§ TASK DESCRIPTION: Your task is to extract every entry that follows word for word while excluding the pictures.
-=-=-
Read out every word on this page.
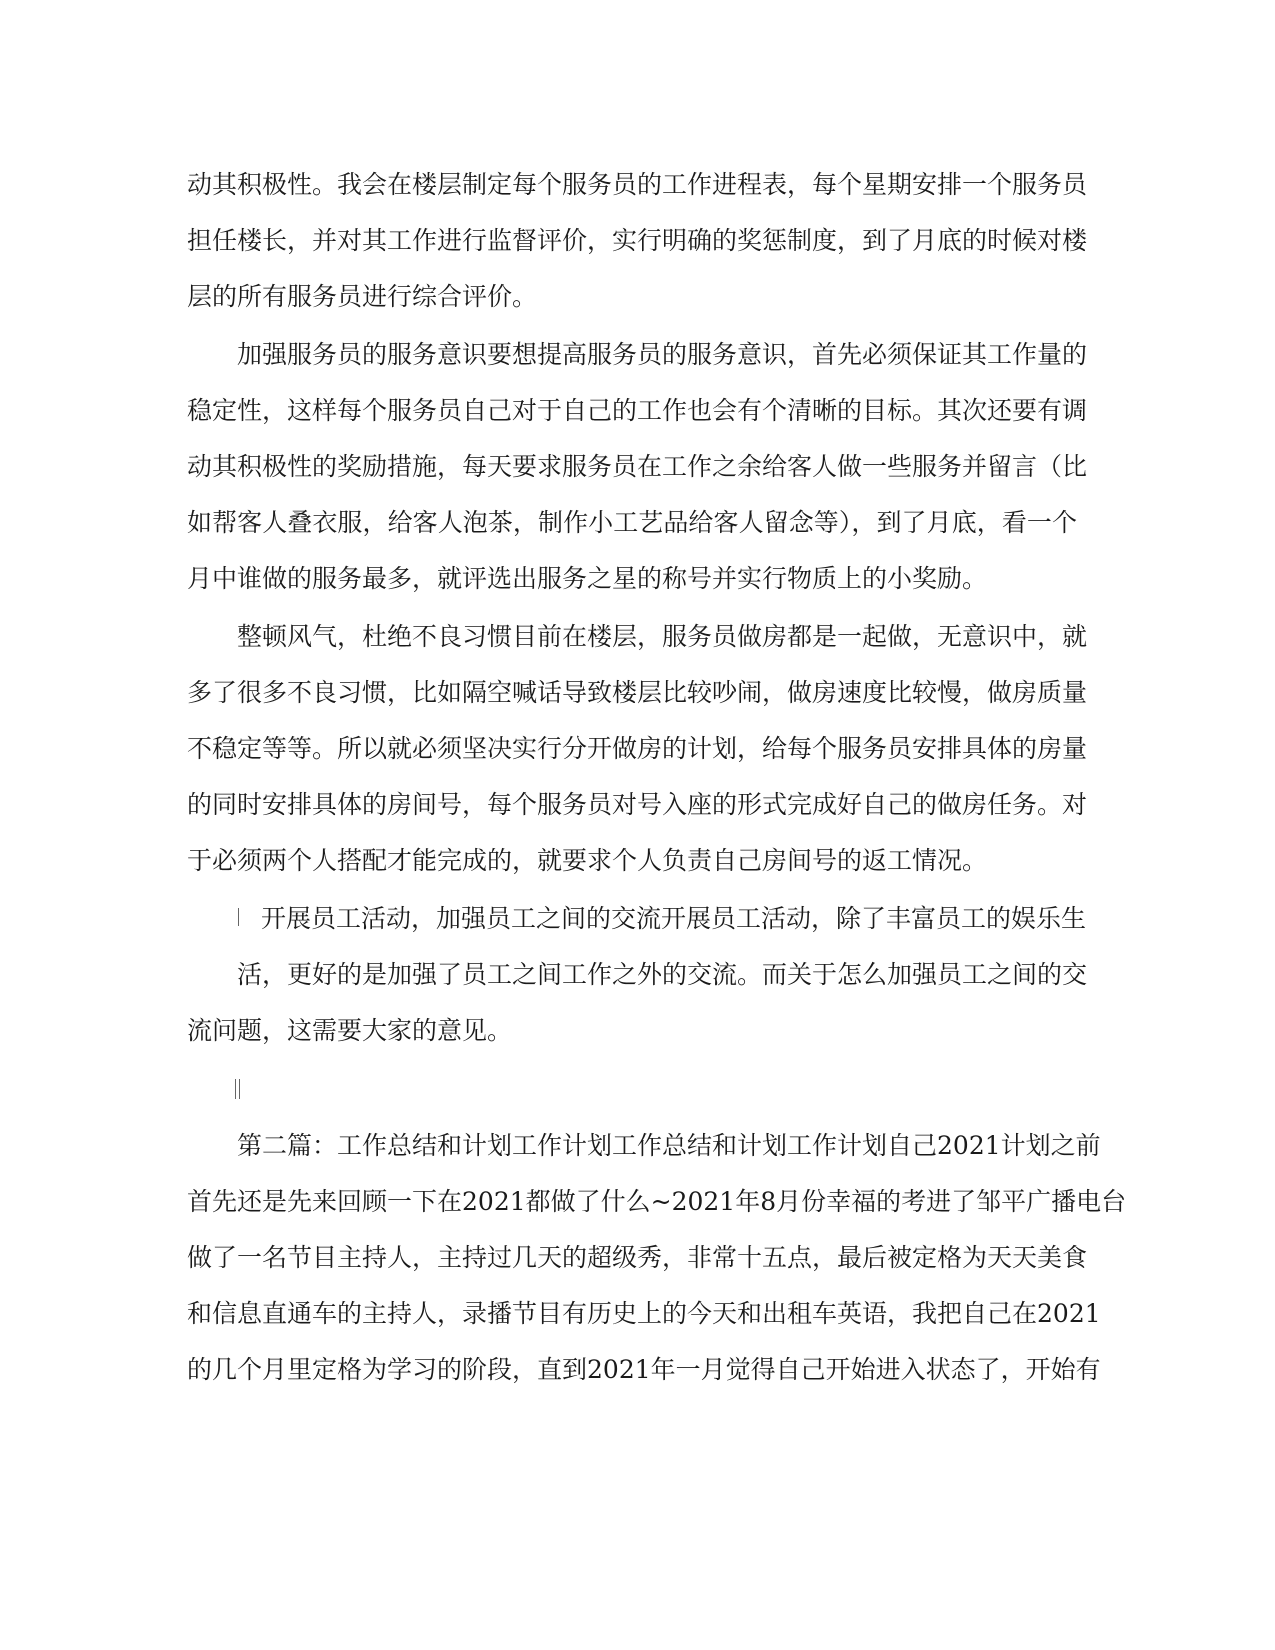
动其积极性。我会在楼层制定每个服务员的工作进程表，每个星期安排一个服务员
担任楼长，并对其工作进行监督评价，实行明确的奖惩制度，到了月底的时候对楼
层的所有服务员进行综合评价。
加强服务员的服务意识要想提高服务员的服务意识，首先必须保证其工作量的
稳定性，这样每个服务员自己对于自己的工作也会有个清晰的目标。其次还要有调
动其积极性的奖励措施，每天要求服务员在工作之余给客人做一些服务并留言（比
如帮客人叠衣服，给客人泡茶，制作小工艺品给客人留念等），到了月底，看一个
月中谁做的服务最多，就评选出服务之星的称号并实行物质上的小奖励。
整顿风气，杜绝不良习惯目前在楼层，服务员做房都是一起做，无意识中，就
多了很多不良习惯，比如隔空喊话导致楼层比较吵闹，做房速度比较慢，做房质量
不稳定等等。所以就必须坚决实行分开做房的计划，给每个服务员安排具体的房量
的同时安排具体的房间号，每个服务员对号入座的形式完成好自己的做房任务。对
于必须两个人搭配才能完成的，就要求个人负责自己房间号的返工情况。
开展员工活动，加强员工之间的交流开展员工活动，除了丰富员工的娱乐生
活，更好的是加强了员工之间工作之外的交流。而关于怎么加强员工之间的交
流问题，这需要大家的意见。
第二篇：工作总结和计划工作计划工作总结和计划工作计划自己2021计划之前
首先还是先来回顾一下在2021都做了什么~2021年8月份幸福的考进了邹平广播电台
做了一名节目主持人，主持过几天的超级秀，非常十五点，最后被定格为天天美食
和信息直通车的主持人，录播节目有历史上的今天和出租车英语，我把自己在2021
的几个月里定格为学习的阶段，直到2021年一月觉得自己开始进入状态了，开始有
-=-=-
§ RIGHT ANSWER:
Read out every word on this page.
动其积极性。我会在楼层制定每个服务员的工作进程表，每个星期安排一个服务员
担任楼长，并对其工作进行监督评价，实行明确的奖惩制度，到了月底的时候对楼
层的所有服务员进行综合评价。
加强服务员的服务意识要想提高服务员的服务意识，首先必须保证其工作量的
稳定性，这样每个服务员自己对于自己的工作也会有个清晰的目标。其次还要有调
动其积极性的奖励措施，每天要求服务员在工作之余给客人做一些服务并留言（比
如帮客人叠衣服，给客人泡茶，制作小工艺品给客人留念等），到了月底，看一个
月中谁做的服务最多，就评选出服务之星的称号并实行物质上的小奖励。
整顿风气，杜绝不良习惯目前在楼层，服务员做房都是一起做，无意识中，就
多了很多不良习惯，比如隔空喊话导致楼层比较吵闹，做房速度比较慢，做房质量
不稳定等等。所以就必须坚决实行分开做房的计划，给每个服务员安排具体的房量
的同时安排具体的房间号，每个服务员对号入座的形式完成好自己的做房任务。对
于必须两个人搭配才能完成的，就要求个人负责自己房间号的返工情况。
开展员工活动，加强员工之间的交流开展员工活动，除了丰富员工的娱乐生
活，更好的是加强了员工之间工作之外的交流。而关于怎么加强员工之间的交
流问题，这需要大家的意见。
第二篇：工作总结和计划工作计划工作总结和计划工作计划自己2021计划之前
首先还是先来回顾一下在2021都做了什么~2021年8月份幸福的考进了邹平广播电台
做了一名节目主持人，主持过几天的超级秀，非常十五点，最后被定格为天天美食
和信息直通车的主持人，录播节目有历史上的今天和出租车英语，我把自己在2021
的几个月里定格为学习的阶段，直到2021年一月觉得自己开始进入状态了，开始有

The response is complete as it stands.